-- Start of Record excerpts --

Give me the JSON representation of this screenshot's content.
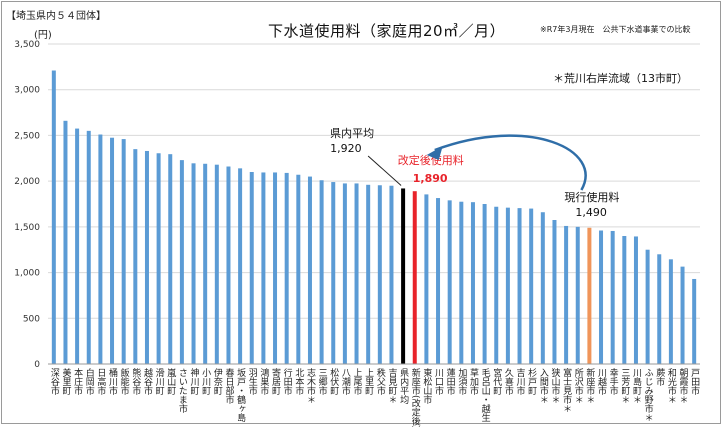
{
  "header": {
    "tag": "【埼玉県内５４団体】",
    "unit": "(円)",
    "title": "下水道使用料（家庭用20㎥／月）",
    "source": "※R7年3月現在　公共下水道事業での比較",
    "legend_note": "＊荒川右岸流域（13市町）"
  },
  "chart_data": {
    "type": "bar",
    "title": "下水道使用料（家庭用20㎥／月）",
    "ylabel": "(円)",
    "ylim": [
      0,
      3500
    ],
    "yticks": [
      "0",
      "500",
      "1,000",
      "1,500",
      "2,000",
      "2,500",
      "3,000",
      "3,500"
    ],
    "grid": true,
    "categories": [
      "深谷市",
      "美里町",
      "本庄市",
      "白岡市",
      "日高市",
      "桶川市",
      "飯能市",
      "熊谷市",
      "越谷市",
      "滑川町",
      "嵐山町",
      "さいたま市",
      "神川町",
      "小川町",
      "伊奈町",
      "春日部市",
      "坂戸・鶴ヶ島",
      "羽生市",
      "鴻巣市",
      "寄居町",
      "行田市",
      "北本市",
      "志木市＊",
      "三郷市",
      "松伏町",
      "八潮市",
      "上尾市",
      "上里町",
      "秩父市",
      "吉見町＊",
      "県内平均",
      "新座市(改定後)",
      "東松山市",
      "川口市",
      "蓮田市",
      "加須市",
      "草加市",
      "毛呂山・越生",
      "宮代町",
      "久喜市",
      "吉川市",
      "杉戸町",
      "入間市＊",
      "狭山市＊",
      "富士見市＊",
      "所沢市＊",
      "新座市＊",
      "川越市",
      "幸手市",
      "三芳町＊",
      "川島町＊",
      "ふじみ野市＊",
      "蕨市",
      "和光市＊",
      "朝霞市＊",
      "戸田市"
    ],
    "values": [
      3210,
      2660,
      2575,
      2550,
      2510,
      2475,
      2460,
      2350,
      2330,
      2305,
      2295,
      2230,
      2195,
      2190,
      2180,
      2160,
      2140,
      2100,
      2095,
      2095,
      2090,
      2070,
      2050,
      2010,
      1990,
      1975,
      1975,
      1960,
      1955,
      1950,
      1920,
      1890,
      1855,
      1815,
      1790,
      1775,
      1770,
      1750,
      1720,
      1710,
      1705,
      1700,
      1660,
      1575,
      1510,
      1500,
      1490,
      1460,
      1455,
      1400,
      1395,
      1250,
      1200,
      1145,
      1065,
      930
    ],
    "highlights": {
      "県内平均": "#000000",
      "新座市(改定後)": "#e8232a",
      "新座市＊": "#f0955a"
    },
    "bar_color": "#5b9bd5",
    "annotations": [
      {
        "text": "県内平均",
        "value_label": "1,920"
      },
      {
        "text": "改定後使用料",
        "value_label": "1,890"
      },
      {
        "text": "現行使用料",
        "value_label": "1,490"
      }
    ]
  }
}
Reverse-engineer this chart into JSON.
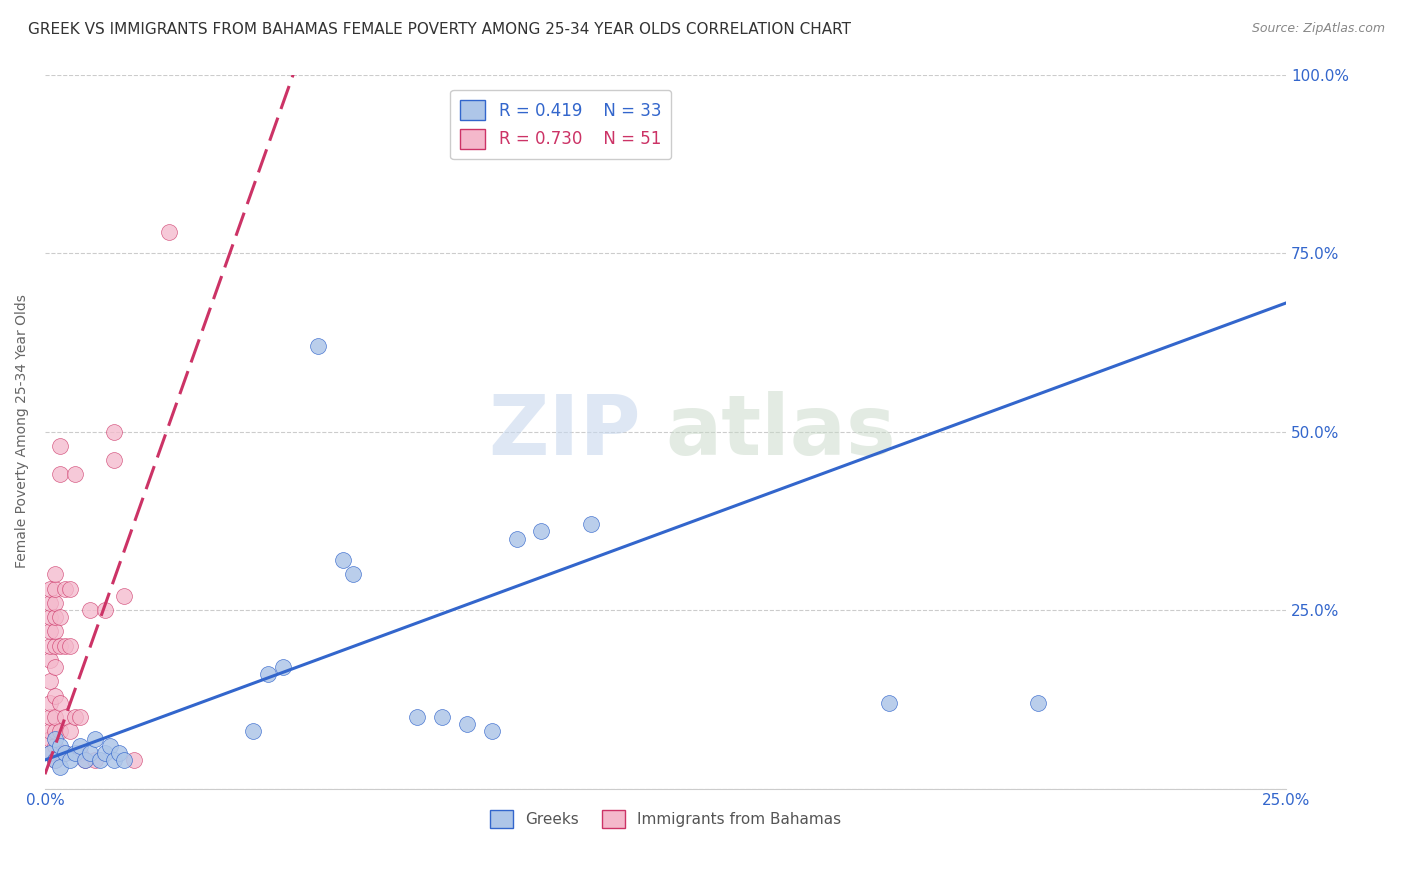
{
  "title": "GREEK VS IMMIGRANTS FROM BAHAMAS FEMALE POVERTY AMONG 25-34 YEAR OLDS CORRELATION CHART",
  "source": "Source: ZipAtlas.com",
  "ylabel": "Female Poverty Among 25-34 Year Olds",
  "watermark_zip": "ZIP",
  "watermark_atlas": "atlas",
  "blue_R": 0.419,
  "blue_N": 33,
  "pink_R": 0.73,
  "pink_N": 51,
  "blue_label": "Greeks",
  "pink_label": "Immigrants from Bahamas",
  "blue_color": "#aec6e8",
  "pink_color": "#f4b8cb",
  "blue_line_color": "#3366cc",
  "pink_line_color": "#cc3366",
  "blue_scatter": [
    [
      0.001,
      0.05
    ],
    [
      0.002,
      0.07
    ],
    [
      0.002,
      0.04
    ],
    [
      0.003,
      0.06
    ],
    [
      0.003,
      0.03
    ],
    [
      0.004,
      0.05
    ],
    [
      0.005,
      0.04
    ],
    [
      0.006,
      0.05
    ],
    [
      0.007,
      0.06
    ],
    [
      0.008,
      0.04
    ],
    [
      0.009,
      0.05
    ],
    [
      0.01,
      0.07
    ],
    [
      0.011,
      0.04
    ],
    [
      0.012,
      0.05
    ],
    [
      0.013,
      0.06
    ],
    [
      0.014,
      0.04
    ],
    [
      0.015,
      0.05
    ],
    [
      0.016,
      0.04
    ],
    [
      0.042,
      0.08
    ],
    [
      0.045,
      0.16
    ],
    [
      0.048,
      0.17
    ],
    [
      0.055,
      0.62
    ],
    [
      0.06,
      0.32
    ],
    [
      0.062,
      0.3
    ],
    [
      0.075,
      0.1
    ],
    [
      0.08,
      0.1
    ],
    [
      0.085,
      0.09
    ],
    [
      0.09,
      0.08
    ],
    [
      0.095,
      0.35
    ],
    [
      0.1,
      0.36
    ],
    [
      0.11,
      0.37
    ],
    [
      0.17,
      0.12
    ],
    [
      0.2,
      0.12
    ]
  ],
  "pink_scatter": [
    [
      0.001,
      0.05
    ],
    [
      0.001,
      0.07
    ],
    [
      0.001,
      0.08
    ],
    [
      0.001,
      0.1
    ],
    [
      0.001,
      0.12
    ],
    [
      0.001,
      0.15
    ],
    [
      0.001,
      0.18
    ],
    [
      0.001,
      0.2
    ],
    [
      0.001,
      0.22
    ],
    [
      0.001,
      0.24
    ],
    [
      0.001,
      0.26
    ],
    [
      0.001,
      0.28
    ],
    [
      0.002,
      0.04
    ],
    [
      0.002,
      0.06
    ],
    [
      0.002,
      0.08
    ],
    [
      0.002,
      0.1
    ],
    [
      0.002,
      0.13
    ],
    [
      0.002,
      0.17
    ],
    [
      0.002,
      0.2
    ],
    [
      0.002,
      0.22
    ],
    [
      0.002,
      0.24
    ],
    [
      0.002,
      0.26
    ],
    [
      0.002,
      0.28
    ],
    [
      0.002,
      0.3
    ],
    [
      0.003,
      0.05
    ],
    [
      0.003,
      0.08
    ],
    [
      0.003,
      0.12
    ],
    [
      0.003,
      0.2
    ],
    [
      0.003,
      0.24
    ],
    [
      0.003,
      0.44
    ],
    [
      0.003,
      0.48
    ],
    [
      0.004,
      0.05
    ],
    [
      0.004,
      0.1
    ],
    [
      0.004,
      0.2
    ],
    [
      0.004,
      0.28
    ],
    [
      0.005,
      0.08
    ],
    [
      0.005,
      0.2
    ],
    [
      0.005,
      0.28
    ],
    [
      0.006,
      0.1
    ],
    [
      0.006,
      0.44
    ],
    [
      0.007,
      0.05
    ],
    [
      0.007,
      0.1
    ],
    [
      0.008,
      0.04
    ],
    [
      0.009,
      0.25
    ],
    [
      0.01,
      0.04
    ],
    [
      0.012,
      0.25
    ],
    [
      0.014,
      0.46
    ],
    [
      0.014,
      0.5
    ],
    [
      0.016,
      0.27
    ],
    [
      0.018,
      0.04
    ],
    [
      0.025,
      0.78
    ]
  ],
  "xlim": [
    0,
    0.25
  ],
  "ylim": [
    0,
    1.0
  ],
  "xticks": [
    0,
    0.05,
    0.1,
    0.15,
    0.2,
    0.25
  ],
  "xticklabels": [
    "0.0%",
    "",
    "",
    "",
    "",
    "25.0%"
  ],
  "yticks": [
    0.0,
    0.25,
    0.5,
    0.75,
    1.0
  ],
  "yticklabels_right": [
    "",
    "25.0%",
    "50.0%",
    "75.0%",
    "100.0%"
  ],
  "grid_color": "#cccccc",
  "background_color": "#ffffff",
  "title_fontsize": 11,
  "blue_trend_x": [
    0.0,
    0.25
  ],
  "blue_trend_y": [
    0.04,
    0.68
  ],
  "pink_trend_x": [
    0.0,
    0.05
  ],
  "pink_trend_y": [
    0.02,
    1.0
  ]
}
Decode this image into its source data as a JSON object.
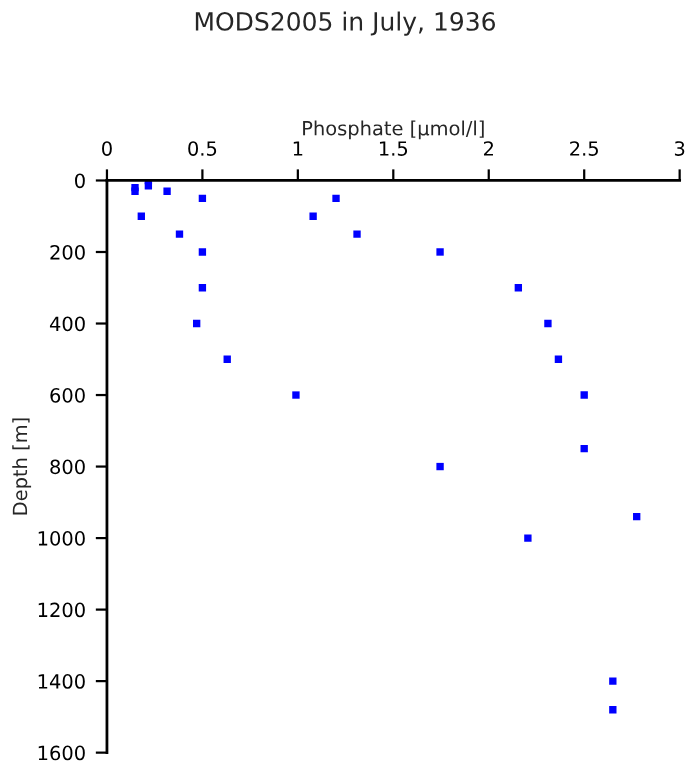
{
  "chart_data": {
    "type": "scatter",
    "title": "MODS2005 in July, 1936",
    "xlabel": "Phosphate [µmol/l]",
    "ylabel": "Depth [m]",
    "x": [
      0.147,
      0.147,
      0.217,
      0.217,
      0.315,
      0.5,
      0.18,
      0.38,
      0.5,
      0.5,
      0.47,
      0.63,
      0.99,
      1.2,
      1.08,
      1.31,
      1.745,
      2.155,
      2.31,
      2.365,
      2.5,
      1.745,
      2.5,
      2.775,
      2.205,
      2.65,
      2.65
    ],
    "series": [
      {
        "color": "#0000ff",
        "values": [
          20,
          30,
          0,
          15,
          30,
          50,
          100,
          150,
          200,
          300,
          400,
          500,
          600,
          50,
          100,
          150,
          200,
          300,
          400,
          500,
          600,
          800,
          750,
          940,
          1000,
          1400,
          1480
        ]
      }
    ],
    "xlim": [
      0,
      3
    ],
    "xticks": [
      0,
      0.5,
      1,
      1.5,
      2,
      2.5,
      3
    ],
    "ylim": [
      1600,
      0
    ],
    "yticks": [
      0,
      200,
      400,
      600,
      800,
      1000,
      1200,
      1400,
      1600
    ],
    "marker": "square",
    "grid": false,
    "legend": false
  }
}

-- End of Record excerpts --

— Task requirements —
Copy each line containing the word "ylabel" from the data.

— Expected answer —
    "ylabel": "(円)",
  "ylabel": "Female Poverty Among 25-34 Year Olds",
    "ylabel": "Depth [m]",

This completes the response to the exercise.